Provided records ::
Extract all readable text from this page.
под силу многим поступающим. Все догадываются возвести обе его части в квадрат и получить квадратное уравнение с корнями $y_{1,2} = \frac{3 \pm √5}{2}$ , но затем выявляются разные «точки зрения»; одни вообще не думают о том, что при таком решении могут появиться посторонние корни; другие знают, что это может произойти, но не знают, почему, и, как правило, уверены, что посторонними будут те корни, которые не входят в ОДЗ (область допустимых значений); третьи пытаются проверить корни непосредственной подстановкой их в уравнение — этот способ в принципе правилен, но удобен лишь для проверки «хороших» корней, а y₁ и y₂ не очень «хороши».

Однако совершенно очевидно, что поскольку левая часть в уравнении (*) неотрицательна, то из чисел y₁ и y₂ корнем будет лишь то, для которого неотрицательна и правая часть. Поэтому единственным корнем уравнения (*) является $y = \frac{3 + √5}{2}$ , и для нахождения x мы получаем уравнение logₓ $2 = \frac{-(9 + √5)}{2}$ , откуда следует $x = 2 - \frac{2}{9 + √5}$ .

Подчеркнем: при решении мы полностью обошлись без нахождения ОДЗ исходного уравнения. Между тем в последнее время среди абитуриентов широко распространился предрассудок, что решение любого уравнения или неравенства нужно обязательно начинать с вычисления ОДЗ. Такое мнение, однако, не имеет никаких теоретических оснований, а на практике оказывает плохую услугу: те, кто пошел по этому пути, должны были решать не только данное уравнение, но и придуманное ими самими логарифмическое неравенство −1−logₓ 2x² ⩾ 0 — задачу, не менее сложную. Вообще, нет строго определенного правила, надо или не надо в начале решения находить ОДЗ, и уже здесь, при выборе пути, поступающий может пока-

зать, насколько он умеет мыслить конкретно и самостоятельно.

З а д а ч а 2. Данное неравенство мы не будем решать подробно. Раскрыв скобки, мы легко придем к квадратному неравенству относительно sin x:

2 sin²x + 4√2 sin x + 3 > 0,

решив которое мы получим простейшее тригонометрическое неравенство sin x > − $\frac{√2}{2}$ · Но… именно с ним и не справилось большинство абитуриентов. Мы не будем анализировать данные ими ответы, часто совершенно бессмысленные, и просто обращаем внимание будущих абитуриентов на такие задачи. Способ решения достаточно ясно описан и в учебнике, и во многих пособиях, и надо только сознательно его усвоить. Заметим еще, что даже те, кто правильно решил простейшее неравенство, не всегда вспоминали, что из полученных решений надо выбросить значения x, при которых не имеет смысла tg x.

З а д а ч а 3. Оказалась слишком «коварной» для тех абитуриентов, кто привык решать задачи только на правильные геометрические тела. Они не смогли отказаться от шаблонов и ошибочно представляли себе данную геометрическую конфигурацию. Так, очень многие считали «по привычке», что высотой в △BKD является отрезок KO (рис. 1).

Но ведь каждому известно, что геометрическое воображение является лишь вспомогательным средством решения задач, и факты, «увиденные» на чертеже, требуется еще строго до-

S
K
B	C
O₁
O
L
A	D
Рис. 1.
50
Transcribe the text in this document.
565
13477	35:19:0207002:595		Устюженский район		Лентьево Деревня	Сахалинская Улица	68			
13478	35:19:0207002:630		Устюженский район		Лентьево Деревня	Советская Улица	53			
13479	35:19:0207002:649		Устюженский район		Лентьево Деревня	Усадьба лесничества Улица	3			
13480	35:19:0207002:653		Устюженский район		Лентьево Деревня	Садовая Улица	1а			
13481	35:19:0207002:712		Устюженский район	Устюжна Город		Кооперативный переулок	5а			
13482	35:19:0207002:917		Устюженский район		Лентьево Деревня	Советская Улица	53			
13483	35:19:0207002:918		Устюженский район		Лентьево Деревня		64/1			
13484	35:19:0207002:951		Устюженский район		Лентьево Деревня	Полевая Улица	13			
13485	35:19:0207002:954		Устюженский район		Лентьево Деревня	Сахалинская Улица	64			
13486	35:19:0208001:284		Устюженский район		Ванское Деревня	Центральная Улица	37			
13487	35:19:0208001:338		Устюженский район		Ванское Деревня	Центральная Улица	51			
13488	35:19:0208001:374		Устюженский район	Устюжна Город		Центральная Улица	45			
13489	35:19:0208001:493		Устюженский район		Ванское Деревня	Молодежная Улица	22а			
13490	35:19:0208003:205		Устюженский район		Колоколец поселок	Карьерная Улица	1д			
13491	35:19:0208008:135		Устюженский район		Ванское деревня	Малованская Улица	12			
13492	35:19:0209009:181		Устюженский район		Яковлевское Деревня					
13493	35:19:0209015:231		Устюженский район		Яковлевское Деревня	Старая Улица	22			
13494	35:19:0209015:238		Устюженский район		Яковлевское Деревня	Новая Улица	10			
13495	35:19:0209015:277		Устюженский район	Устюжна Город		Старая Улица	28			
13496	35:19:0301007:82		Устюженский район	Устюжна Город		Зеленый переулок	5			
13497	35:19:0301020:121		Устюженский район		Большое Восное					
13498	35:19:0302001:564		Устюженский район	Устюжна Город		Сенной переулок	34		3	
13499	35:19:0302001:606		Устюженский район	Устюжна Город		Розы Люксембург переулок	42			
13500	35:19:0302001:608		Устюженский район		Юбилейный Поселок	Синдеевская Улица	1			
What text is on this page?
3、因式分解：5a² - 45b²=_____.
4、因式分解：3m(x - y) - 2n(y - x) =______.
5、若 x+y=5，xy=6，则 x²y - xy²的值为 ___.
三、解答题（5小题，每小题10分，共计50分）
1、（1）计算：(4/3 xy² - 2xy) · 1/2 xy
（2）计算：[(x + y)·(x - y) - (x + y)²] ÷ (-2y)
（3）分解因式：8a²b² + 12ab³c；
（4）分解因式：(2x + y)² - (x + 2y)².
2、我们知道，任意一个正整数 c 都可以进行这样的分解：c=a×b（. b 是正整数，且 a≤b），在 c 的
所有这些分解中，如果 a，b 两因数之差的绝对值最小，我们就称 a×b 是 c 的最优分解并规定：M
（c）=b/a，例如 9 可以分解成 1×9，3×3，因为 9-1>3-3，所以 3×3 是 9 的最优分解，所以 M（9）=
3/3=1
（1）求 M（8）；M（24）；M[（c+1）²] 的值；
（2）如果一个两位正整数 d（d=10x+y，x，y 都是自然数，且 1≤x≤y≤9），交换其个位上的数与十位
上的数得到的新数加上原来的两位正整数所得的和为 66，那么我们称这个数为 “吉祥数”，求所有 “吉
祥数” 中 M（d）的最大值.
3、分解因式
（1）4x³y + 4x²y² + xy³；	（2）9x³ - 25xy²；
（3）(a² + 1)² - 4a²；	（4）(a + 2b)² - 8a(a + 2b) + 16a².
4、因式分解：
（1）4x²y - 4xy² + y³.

Exercise :: Each line in the material above must be retyped without alteration.

Solution ::
Extract all readable text from this page.
под силу многим поступающим. Все догадываются возвести обе его части в квадрат и получить квадратное уравнение с корнями $y_{1,2} = \frac{3 \pm √5}{2}$ , но затем выявляются разные «точки зрения»; одни вообще не думают о том, что при таком решении могут появиться посторонние корни; другие знают, что это может произойти, но не знают, почему, и, как правило, уверены, что посторонними будут те корни, которые не входят в ОДЗ (область допустимых значений); третьи пытаются проверить корни непосредственной подстановкой их в уравнение — этот способ в принципе правилен, но удобен лишь для проверки «хороших» корней, а y₁ и y₂ не очень «хороши».

Однако совершенно очевидно, что поскольку левая часть в уравнении (*) неотрицательна, то из чисел y₁ и y₂ корнем будет лишь то, для которого неотрицательна и правая часть. Поэтому единственным корнем уравнения (*) является $y = \frac{3 + √5}{2}$ , и для нахождения x мы получаем уравнение logₓ $2 = \frac{-(9 + √5)}{2}$ , откуда следует $x = 2 - \frac{2}{9 + √5}$ .

Подчеркнем: при решении мы полностью обошлись без нахождения ОДЗ исходного уравнения. Между тем в последнее время среди абитуриентов широко распространился предрассудок, что решение любого уравнения или неравенства нужно обязательно начинать с вычисления ОДЗ. Такое мнение, однако, не имеет никаких теоретических оснований, а на практике оказывает плохую услугу: те, кто пошел по этому пути, должны были решать не только данное уравнение, но и придуманное ими самими логарифмическое неравенство −1−logₓ 2x² ⩾ 0 — задачу, не менее сложную. Вообще, нет строго определенного правила, надо или не надо в начале решения находить ОДЗ, и уже здесь, при выборе пути, поступающий может пока-

зать, насколько он умеет мыслить конкретно и самостоятельно.

З а д а ч а 2. Данное неравенство мы не будем решать подробно. Раскрыв скобки, мы легко придем к квадратному неравенству относительно sin x:

2 sin²x + 4√2 sin x + 3 > 0,

решив которое мы получим простейшее тригонометрическое неравенство sin x > − $\frac{√2}{2}$ · Но… именно с ним и не справилось большинство абитуриентов. Мы не будем анализировать данные ими ответы, часто совершенно бессмысленные, и просто обращаем внимание будущих абитуриентов на такие задачи. Способ решения достаточно ясно описан и в учебнике, и во многих пособиях, и надо только сознательно его усвоить. Заметим еще, что даже те, кто правильно решил простейшее неравенство, не всегда вспоминали, что из полученных решений надо выбросить значения x, при которых не имеет смысла tg x.

З а д а ч а 3. Оказалась слишком «коварной» для тех абитуриентов, кто привык решать задачи только на правильные геометрические тела. Они не смогли отказаться от шаблонов и ошибочно представляли себе данную геометрическую конфигурацию. Так, очень многие считали «по привычке», что высотой в △BKD является отрезок KO (рис. 1).

Но ведь каждому известно, что геометрическое воображение является лишь вспомогательным средством решения задач, и факты, «увиденные» на чертеже, требуется еще строго до-

S
K
B	C
O₁
O
L
A	D
Рис. 1.
50
Transcribe the text in this document.
565
13477	35:19:0207002:595		Устюженский район		Лентьево Деревня	Сахалинская Улица	68			
13478	35:19:0207002:630		Устюженский район		Лентьево Деревня	Советская Улица	53			
13479	35:19:0207002:649		Устюженский район		Лентьево Деревня	Усадьба лесничества Улица	3			
13480	35:19:0207002:653		Устюженский район		Лентьево Деревня	Садовая Улица	1а			
13481	35:19:0207002:712		Устюженский район	Устюжна Город		Кооперативный переулок	5а			
13482	35:19:0207002:917		Устюженский район		Лентьево Деревня	Советская Улица	53			
13483	35:19:0207002:918		Устюженский район		Лентьево Деревня		64/1			
13484	35:19:0207002:951		Устюженский район		Лентьево Деревня	Полевая Улица	13			
13485	35:19:0207002:954		Устюженский район		Лентьево Деревня	Сахалинская Улица	64			
13486	35:19:0208001:284		Устюженский район		Ванское Деревня	Центральная Улица	37			
13487	35:19:0208001:338		Устюженский район		Ванское Деревня	Центральная Улица	51			
13488	35:19:0208001:374		Устюженский район	Устюжна Город		Центральная Улица	45			
13489	35:19:0208001:493		Устюженский район		Ванское Деревня	Молодежная Улица	22а			
13490	35:19:0208003:205		Устюженский район		Колоколец поселок	Карьерная Улица	1д			
13491	35:19:0208008:135		Устюженский район		Ванское деревня	Малованская Улица	12			
13492	35:19:0209009:181		Устюженский район		Яковлевское Деревня					
13493	35:19:0209015:231		Устюженский район		Яковлевское Деревня	Старая Улица	22			
13494	35:19:0209015:238		Устюженский район		Яковлевское Деревня	Новая Улица	10			
13495	35:19:0209015:277		Устюженский район	Устюжна Город		Старая Улица	28			
13496	35:19:0301007:82		Устюженский район	Устюжна Город		Зеленый переулок	5			
13497	35:19:0301020:121		Устюженский район		Большое Восное					
13498	35:19:0302001:564		Устюженский район	Устюжна Город		Сенной переулок	34		3	
13499	35:19:0302001:606		Устюженский район	Устюжна Город		Розы Люксембург переулок	42			
13500	35:19:0302001:608		Устюженский район		Юбилейный Поселок	Синдеевская Улица	1			
What text is on this page?
3、因式分解：5a² - 45b²=_____.
4、因式分解：3m(x - y) - 2n(y - x) =______.
5、若 x+y=5，xy=6，则 x²y - xy²的值为 ___.
三、解答题（5小题，每小题10分，共计50分）
1、（1）计算：(4/3 xy² - 2xy) · 1/2 xy
（2）计算：[(x + y)·(x - y) - (x + y)²] ÷ (-2y)
（3）分解因式：8a²b² + 12ab³c；
（4）分解因式：(2x + y)² - (x + 2y)².
2、我们知道，任意一个正整数 c 都可以进行这样的分解：c=a×b（. b 是正整数，且 a≤b），在 c 的
所有这些分解中，如果 a，b 两因数之差的绝对值最小，我们就称 a×b 是 c 的最优分解并规定：M
（c）=b/a，例如 9 可以分解成 1×9，3×3，因为 9-1>3-3，所以 3×3 是 9 的最优分解，所以 M（9）=
3/3=1
（1）求 M（8）；M（24）；M[（c+1）²] 的值；
（2）如果一个两位正整数 d（d=10x+y，x，y 都是自然数，且 1≤x≤y≤9），交换其个位上的数与十位
上的数得到的新数加上原来的两位正整数所得的和为 66，那么我们称这个数为 “吉祥数”，求所有 “吉
祥数” 中 M（d）的最大值.
3、分解因式
（1）4x³y + 4x²y² + xy³；	（2）9x³ - 25xy²；
（3）(a² + 1)² - 4a²；	（4）(a + 2b)² - 8a(a + 2b) + 16a².
4、因式分解：
（1）4x²y - 4xy² + y³.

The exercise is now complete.